** start THE RECORDS **
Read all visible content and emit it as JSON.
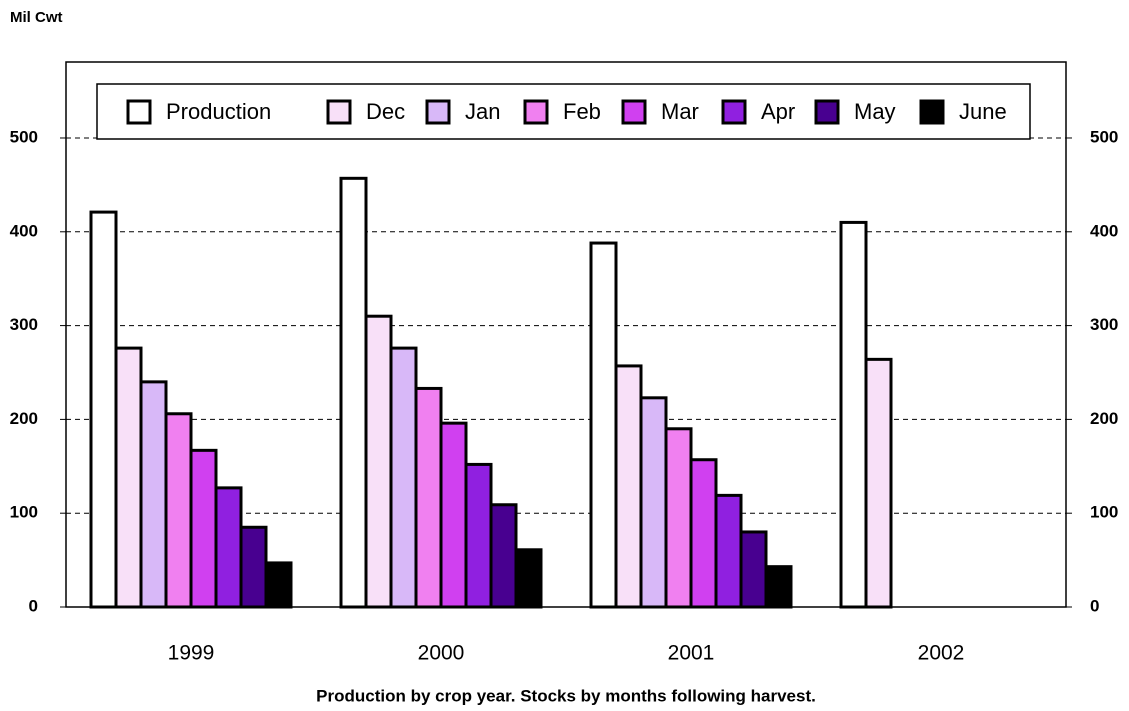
{
  "chart_data": {
    "type": "bar",
    "y_label": "Mil Cwt",
    "footnote": "Production by crop year.  Stocks by months following harvest.",
    "categories": [
      "1999",
      "2000",
      "2001",
      "2002"
    ],
    "series": [
      {
        "name": "Production",
        "color": "#ffffff",
        "values": [
          421,
          457,
          388,
          410
        ]
      },
      {
        "name": "Dec",
        "color": "#f8e0f8",
        "values": [
          276,
          310,
          257,
          264
        ]
      },
      {
        "name": "Jan",
        "color": "#d8b8f8",
        "values": [
          240,
          276,
          223,
          null
        ]
      },
      {
        "name": "Feb",
        "color": "#f080f0",
        "values": [
          206,
          233,
          190,
          null
        ]
      },
      {
        "name": "Mar",
        "color": "#d040f0",
        "values": [
          167,
          196,
          157,
          null
        ]
      },
      {
        "name": "Apr",
        "color": "#9020e0",
        "values": [
          127,
          152,
          119,
          null
        ]
      },
      {
        "name": "May",
        "color": "#480090",
        "values": [
          85,
          109,
          80,
          null
        ]
      },
      {
        "name": "June",
        "color": "#000000",
        "values": [
          47,
          61,
          43,
          null
        ]
      }
    ],
    "ylim": [
      0,
      581
    ],
    "yticks": [
      0,
      100,
      200,
      300,
      400,
      500
    ],
    "grid": true,
    "legend": "top"
  }
}
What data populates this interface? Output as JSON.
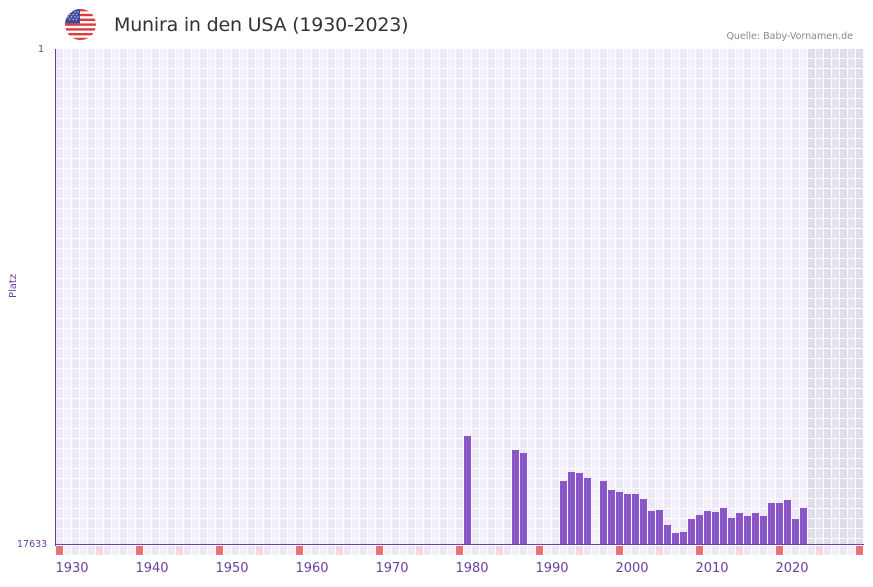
{
  "header": {
    "title": "Munira in den USA (1930-2023)",
    "source": "Quelle: Baby-Vornamen.de",
    "flag_icon": "us-flag-icon"
  },
  "colors": {
    "bar": "#8a56c8",
    "axis": "#6a3fa0",
    "grid_a": "#ece8f8",
    "grid_b": "#f3f0fb",
    "future_a": "#e0dcec",
    "future_b": "#e6e2f0",
    "decade_marker": "#e57378",
    "half_decade_marker": "#f5d5de"
  },
  "chart_data": {
    "type": "bar",
    "title": "Munira in den USA (1930-2023)",
    "xlabel": "",
    "ylabel": "Platz",
    "y_axis_inverted": true,
    "ylim": [
      1,
      17633
    ],
    "y_ticks": [
      "1",
      "17633"
    ],
    "x_range": [
      1928,
      2028
    ],
    "x_ticks": [
      "1930",
      "1940",
      "1950",
      "1960",
      "1970",
      "1980",
      "1990",
      "2000",
      "2010",
      "2020"
    ],
    "grid": true,
    "future_shaded_from": 2022,
    "note": "Bar height in px above baseline (max 495px = rank 1). Approximate rank = 17633 - height/495*17632.",
    "bars": [
      {
        "year": 1979,
        "h": 108,
        "rank": 13786
      },
      {
        "year": 1985,
        "h": 94,
        "rank": 14285
      },
      {
        "year": 1986,
        "h": 91,
        "rank": 14392
      },
      {
        "year": 1991,
        "h": 63,
        "rank": 15389
      },
      {
        "year": 1992,
        "h": 72,
        "rank": 15068
      },
      {
        "year": 1993,
        "h": 71,
        "rank": 15104
      },
      {
        "year": 1994,
        "h": 66,
        "rank": 15282
      },
      {
        "year": 1996,
        "h": 63,
        "rank": 15389
      },
      {
        "year": 1997,
        "h": 54,
        "rank": 15710
      },
      {
        "year": 1998,
        "h": 52,
        "rank": 15781
      },
      {
        "year": 1999,
        "h": 50,
        "rank": 15852
      },
      {
        "year": 2000,
        "h": 50,
        "rank": 15852
      },
      {
        "year": 2001,
        "h": 45,
        "rank": 16030
      },
      {
        "year": 2002,
        "h": 33,
        "rank": 16458
      },
      {
        "year": 2003,
        "h": 34,
        "rank": 16422
      },
      {
        "year": 2004,
        "h": 19,
        "rank": 16956
      },
      {
        "year": 2005,
        "h": 11,
        "rank": 17241
      },
      {
        "year": 2006,
        "h": 12,
        "rank": 17206
      },
      {
        "year": 2007,
        "h": 25,
        "rank": 16743
      },
      {
        "year": 2008,
        "h": 29,
        "rank": 16600
      },
      {
        "year": 2009,
        "h": 33,
        "rank": 16458
      },
      {
        "year": 2010,
        "h": 32,
        "rank": 16493
      },
      {
        "year": 2011,
        "h": 36,
        "rank": 16351
      },
      {
        "year": 2012,
        "h": 26,
        "rank": 16707
      },
      {
        "year": 2013,
        "h": 31,
        "rank": 16529
      },
      {
        "year": 2014,
        "h": 28,
        "rank": 16636
      },
      {
        "year": 2015,
        "h": 31,
        "rank": 16529
      },
      {
        "year": 2016,
        "h": 28,
        "rank": 16636
      },
      {
        "year": 2017,
        "h": 41,
        "rank": 16173
      },
      {
        "year": 2018,
        "h": 41,
        "rank": 16173
      },
      {
        "year": 2019,
        "h": 44,
        "rank": 16066
      },
      {
        "year": 2020,
        "h": 25,
        "rank": 16743
      },
      {
        "year": 2021,
        "h": 36,
        "rank": 16351
      }
    ]
  }
}
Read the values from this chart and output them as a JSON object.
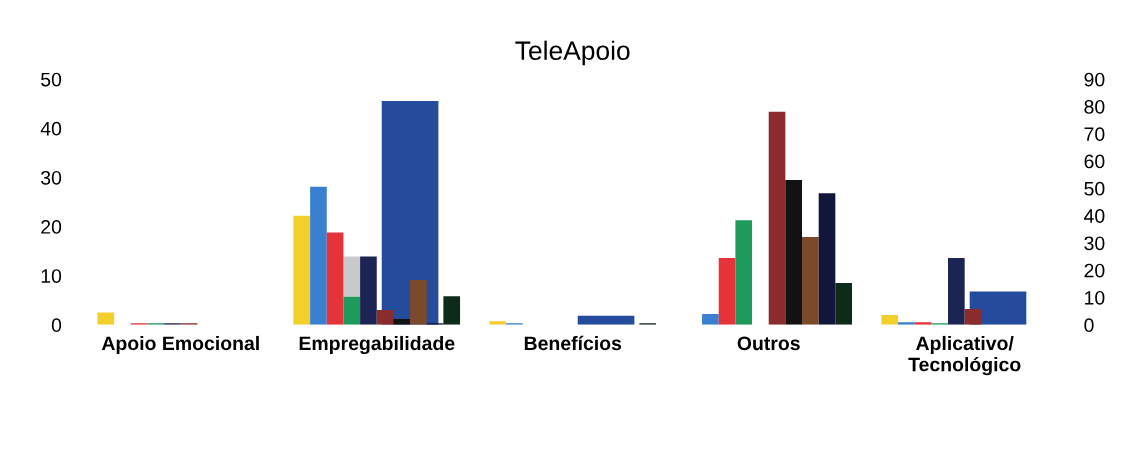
{
  "chart_data": {
    "type": "bar",
    "title": "TeleApoio",
    "categories": [
      "Apoio Emocional",
      "Empregabilidade",
      "Benefícios",
      "Outros",
      "Aplicativo/\nTecnológico"
    ],
    "series": [
      {
        "color": "#f2cf2a",
        "values": [
          2.5,
          22.2,
          0.7,
          0,
          2.0
        ]
      },
      {
        "color": "#3a7fd0",
        "values": [
          0,
          28.1,
          0.3,
          2.2,
          0.5
        ]
      },
      {
        "color": "#e5333a",
        "values": [
          0.3,
          18.8,
          0,
          13.6,
          0.5
        ]
      },
      {
        "color": "#1e9a5a",
        "values": [
          0.3,
          5.7,
          0,
          21.3,
          0.3
        ]
      },
      {
        "color": "#c9c9c9",
        "base": [
          null,
          5.7,
          null,
          null,
          null
        ],
        "values": [
          null,
          8.2,
          null,
          null,
          null
        ]
      },
      {
        "color": "#1b2452",
        "values": [
          0.3,
          13.9,
          0,
          0,
          13.6
        ]
      },
      {
        "color": "#8a2b2d",
        "values": [
          0.3,
          3.0,
          0,
          43.4,
          3.2
        ]
      },
      {
        "color": "#121212",
        "values": [
          0,
          1.2,
          0,
          29.5,
          0
        ]
      },
      {
        "color": "#7a4a2b",
        "values": [
          0,
          9.1,
          0,
          17.9,
          0
        ]
      },
      {
        "color": "#11163a",
        "values": [
          0,
          0.3,
          0,
          26.8,
          0
        ]
      },
      {
        "color": "#0e2a18",
        "values": [
          0,
          5.8,
          0.3,
          8.5,
          0
        ]
      },
      {
        "color": "#254b9c",
        "axis": "y2",
        "values": [
          0,
          82,
          3.3,
          0,
          12.2
        ]
      }
    ],
    "ylim": [
      0,
      50
    ],
    "yticks": [
      0,
      10,
      20,
      30,
      40,
      50
    ],
    "y2lim": [
      0,
      90
    ],
    "y2ticks": [
      0,
      10,
      20,
      30,
      40,
      50,
      60,
      70,
      80,
      90
    ],
    "grid": false,
    "legend": false
  }
}
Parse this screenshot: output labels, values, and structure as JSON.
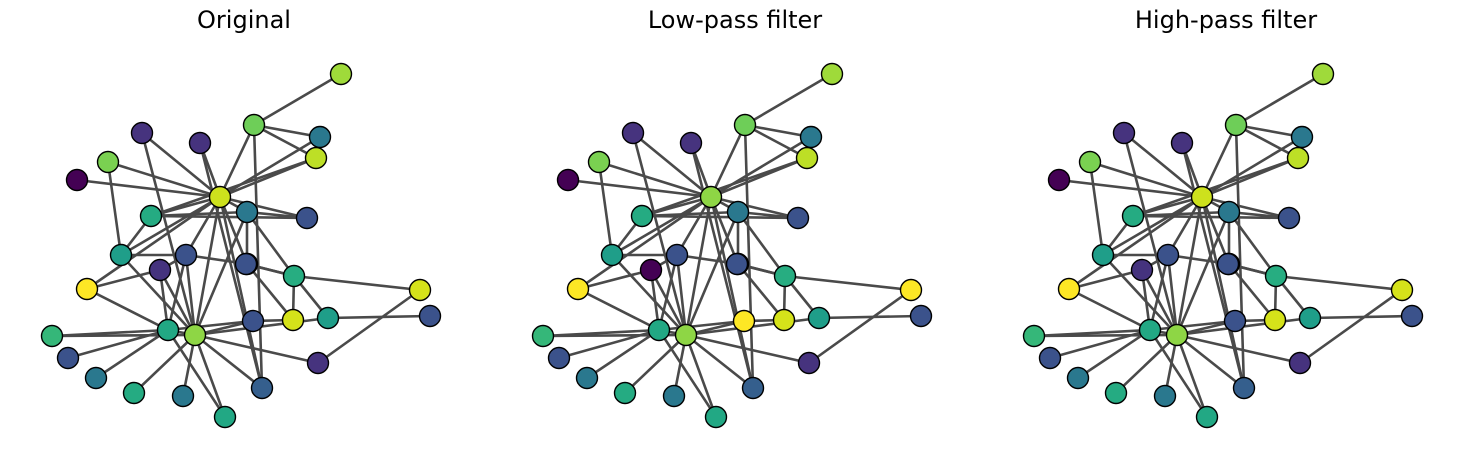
** end THE RECORDS **
TASK TO COMPLETE: Leave out the pictures and give the rest of the records again exactly.

TASK RESPONSE:
Read all visible content and emit it as JSON.
{
  "chart_data": {
    "type": "bar",
    "y_label": "Mil Cwt",
    "footnote": "Production by crop year.  Stocks by months following harvest.",
    "categories": [
      "1999",
      "2000",
      "2001",
      "2002"
    ],
    "series": [
      {
        "name": "Production",
        "color": "#ffffff",
        "values": [
          421,
          457,
          388,
          410
        ]
      },
      {
        "name": "Dec",
        "color": "#f8e0f8",
        "values": [
          276,
          310,
          257,
          264
        ]
      },
      {
        "name": "Jan",
        "color": "#d8b8f8",
        "values": [
          240,
          276,
          223,
          null
        ]
      },
      {
        "name": "Feb",
        "color": "#f080f0",
        "values": [
          206,
          233,
          190,
          null
        ]
      },
      {
        "name": "Mar",
        "color": "#d040f0",
        "values": [
          167,
          196,
          157,
          null
        ]
      },
      {
        "name": "Apr",
        "color": "#9020e0",
        "values": [
          127,
          152,
          119,
          null
        ]
      },
      {
        "name": "May",
        "color": "#480090",
        "values": [
          85,
          109,
          80,
          null
        ]
      },
      {
        "name": "June",
        "color": "#000000",
        "values": [
          47,
          61,
          43,
          null
        ]
      }
    ],
    "ylim": [
      0,
      581
    ],
    "yticks": [
      0,
      100,
      200,
      300,
      400,
      500
    ],
    "grid": true,
    "legend": "top"
  }
}
What data populates this interface? Output as JSON.
{
  "header": {
    "title": "Munira in den USA (1930-2023)",
    "source": "Quelle: Baby-Vornamen.de",
    "flag_icon": "us-flag-icon"
  },
  "colors": {
    "bar": "#8a56c8",
    "axis": "#6a3fa0",
    "grid_a": "#ece8f8",
    "grid_b": "#f3f0fb",
    "future_a": "#e0dcec",
    "future_b": "#e6e2f0",
    "decade_marker": "#e57378",
    "half_decade_marker": "#f5d5de"
  },
  "chart_data": {
    "type": "bar",
    "title": "Munira in den USA (1930-2023)",
    "xlabel": "",
    "ylabel": "Platz",
    "y_axis_inverted": true,
    "ylim": [
      1,
      17633
    ],
    "y_ticks": [
      "1",
      "17633"
    ],
    "x_range": [
      1928,
      2028
    ],
    "x_ticks": [
      "1930",
      "1940",
      "1950",
      "1960",
      "1970",
      "1980",
      "1990",
      "2000",
      "2010",
      "2020"
    ],
    "grid": true,
    "future_shaded_from": 2022,
    "note": "Bar height in px above baseline (max 495px = rank 1). Approximate rank = 17633 - height/495*17632.",
    "bars": [
      {
        "year": 1979,
        "h": 108,
        "rank": 13786
      },
      {
        "year": 1985,
        "h": 94,
        "rank": 14285
      },
      {
        "year": 1986,
        "h": 91,
        "rank": 14392
      },
      {
        "year": 1991,
        "h": 63,
        "rank": 15389
      },
      {
        "year": 1992,
        "h": 72,
        "rank": 15068
      },
      {
        "year": 1993,
        "h": 71,
        "rank": 15104
      },
      {
        "year": 1994,
        "h": 66,
        "rank": 15282
      },
      {
        "year": 1996,
        "h": 63,
        "rank": 15389
      },
      {
        "year": 1997,
        "h": 54,
        "rank": 15710
      },
      {
        "year": 1998,
        "h": 52,
        "rank": 15781
      },
      {
        "year": 1999,
        "h": 50,
        "rank": 15852
      },
      {
        "year": 2000,
        "h": 50,
        "rank": 15852
      },
      {
        "year": 2001,
        "h": 45,
        "rank": 16030
      },
      {
        "year": 2002,
        "h": 33,
        "rank": 16458
      },
      {
        "year": 2003,
        "h": 34,
        "rank": 16422
      },
      {
        "year": 2004,
        "h": 19,
        "rank": 16956
      },
      {
        "year": 2005,
        "h": 11,
        "rank": 17241
      },
      {
        "year": 2006,
        "h": 12,
        "rank": 17206
      },
      {
        "year": 2007,
        "h": 25,
        "rank": 16743
      },
      {
        "year": 2008,
        "h": 29,
        "rank": 16600
      },
      {
        "year": 2009,
        "h": 33,
        "rank": 16458
      },
      {
        "year": 2010,
        "h": 32,
        "rank": 16493
      },
      {
        "year": 2011,
        "h": 36,
        "rank": 16351
      },
      {
        "year": 2012,
        "h": 26,
        "rank": 16707
      },
      {
        "year": 2013,
        "h": 31,
        "rank": 16529
      },
      {
        "year": 2014,
        "h": 28,
        "rank": 16636
      },
      {
        "year": 2015,
        "h": 31,
        "rank": 16529
      },
      {
        "year": 2016,
        "h": 28,
        "rank": 16636
      },
      {
        "year": 2017,
        "h": 41,
        "rank": 16173
      },
      {
        "year": 2018,
        "h": 41,
        "rank": 16173
      },
      {
        "year": 2019,
        "h": 44,
        "rank": 16066
      },
      {
        "year": 2020,
        "h": 25,
        "rank": 16743
      },
      {
        "year": 2021,
        "h": 36,
        "rank": 16351
      }
    ]
  }
}
Read the values from this chart and output them as a JSON object.
{
  "chart_data": {
    "type": "bar",
    "title": "TeleApoio",
    "categories": [
      "Apoio Emocional",
      "Empregabilidade",
      "Benefícios",
      "Outros",
      "Aplicativo/\nTecnológico"
    ],
    "series": [
      {
        "color": "#f2cf2a",
        "values": [
          2.5,
          22.2,
          0.7,
          0,
          2.0
        ]
      },
      {
        "color": "#3a7fd0",
        "values": [
          0,
          28.1,
          0.3,
          2.2,
          0.5
        ]
      },
      {
        "color": "#e5333a",
        "values": [
          0.3,
          18.8,
          0,
          13.6,
          0.5
        ]
      },
      {
        "color": "#1e9a5a",
        "values": [
          0.3,
          5.7,
          0,
          21.3,
          0.3
        ]
      },
      {
        "color": "#c9c9c9",
        "base": [
          null,
          5.7,
          null,
          null,
          null
        ],
        "values": [
          null,
          8.2,
          null,
          null,
          null
        ]
      },
      {
        "color": "#1b2452",
        "values": [
          0.3,
          13.9,
          0,
          0,
          13.6
        ]
      },
      {
        "color": "#8a2b2d",
        "values": [
          0.3,
          3.0,
          0,
          43.4,
          3.2
        ]
      },
      {
        "color": "#121212",
        "values": [
          0,
          1.2,
          0,
          29.5,
          0
        ]
      },
      {
        "color": "#7a4a2b",
        "values": [
          0,
          9.1,
          0,
          17.9,
          0
        ]
      },
      {
        "color": "#11163a",
        "values": [
          0,
          0.3,
          0,
          26.8,
          0
        ]
      },
      {
        "color": "#0e2a18",
        "values": [
          0,
          5.8,
          0.3,
          8.5,
          0
        ]
      },
      {
        "color": "#254b9c",
        "axis": "y2",
        "values": [
          0,
          82,
          3.3,
          0,
          12.2
        ]
      }
    ],
    "ylim": [
      0,
      50
    ],
    "yticks": [
      0,
      10,
      20,
      30,
      40,
      50
    ],
    "y2lim": [
      0,
      90
    ],
    "y2ticks": [
      0,
      10,
      20,
      30,
      40,
      50,
      60,
      70,
      80,
      90
    ],
    "grid": false,
    "legend": false
  }
}
Parse this screenshot: output labels, values, and structure as JSON.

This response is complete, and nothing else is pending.